Saved entries:
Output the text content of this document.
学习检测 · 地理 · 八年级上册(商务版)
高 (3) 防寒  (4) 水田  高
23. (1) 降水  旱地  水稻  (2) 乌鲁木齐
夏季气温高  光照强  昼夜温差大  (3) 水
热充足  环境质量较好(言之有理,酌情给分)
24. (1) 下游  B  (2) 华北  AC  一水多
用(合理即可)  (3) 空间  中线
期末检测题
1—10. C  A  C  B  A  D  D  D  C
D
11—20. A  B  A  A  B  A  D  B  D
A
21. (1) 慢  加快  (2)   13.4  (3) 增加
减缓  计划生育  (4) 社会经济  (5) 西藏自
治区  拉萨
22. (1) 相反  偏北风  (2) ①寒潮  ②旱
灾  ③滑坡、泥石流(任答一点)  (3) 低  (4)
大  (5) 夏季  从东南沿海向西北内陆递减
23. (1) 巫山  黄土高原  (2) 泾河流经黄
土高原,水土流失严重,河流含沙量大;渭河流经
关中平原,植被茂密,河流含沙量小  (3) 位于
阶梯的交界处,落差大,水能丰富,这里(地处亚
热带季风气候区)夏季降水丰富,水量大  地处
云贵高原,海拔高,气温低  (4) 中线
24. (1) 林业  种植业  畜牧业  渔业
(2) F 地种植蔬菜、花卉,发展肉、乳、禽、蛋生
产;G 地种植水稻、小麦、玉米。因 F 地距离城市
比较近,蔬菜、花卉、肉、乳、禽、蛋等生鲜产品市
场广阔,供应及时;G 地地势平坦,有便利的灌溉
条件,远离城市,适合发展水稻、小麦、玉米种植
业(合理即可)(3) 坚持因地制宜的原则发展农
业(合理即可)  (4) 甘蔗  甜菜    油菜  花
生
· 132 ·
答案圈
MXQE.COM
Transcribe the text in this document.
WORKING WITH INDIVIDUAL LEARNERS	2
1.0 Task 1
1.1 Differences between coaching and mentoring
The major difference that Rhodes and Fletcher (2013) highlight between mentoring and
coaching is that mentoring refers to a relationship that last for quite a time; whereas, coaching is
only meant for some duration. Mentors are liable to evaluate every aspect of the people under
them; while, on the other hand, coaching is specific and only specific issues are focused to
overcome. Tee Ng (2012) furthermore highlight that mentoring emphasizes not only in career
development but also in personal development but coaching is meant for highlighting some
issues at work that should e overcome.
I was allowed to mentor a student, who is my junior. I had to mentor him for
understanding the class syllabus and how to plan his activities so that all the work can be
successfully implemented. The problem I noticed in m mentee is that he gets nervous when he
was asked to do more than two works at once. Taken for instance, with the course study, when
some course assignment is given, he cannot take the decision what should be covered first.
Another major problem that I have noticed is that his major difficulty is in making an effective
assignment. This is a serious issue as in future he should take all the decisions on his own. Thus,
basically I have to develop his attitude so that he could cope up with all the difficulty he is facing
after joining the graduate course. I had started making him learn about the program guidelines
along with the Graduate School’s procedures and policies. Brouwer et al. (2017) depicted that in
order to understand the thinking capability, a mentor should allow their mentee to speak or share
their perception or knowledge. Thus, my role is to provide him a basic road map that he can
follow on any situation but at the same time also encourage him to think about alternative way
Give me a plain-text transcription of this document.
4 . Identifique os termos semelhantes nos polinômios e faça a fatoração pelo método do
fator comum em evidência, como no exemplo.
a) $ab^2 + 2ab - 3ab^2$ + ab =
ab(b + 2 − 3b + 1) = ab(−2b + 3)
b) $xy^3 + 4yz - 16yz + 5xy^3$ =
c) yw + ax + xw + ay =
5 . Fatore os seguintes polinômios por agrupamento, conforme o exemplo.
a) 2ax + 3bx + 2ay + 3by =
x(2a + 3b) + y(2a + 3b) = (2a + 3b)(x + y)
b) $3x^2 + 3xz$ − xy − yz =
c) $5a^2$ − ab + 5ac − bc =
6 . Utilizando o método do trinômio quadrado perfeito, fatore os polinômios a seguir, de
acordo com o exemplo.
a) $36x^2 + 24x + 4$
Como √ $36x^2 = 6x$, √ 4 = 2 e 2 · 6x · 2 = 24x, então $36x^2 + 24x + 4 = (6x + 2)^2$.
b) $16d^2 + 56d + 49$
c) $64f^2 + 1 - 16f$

» WHAT IS REQUIRED: From the material above, copy each line that includes the word "when".

» THE OUTPUT:
successfully implemented. The problem I noticed in m mentee is that he gets nervous when he
was asked to do more than two works at once. Taken for instance, with the course study, when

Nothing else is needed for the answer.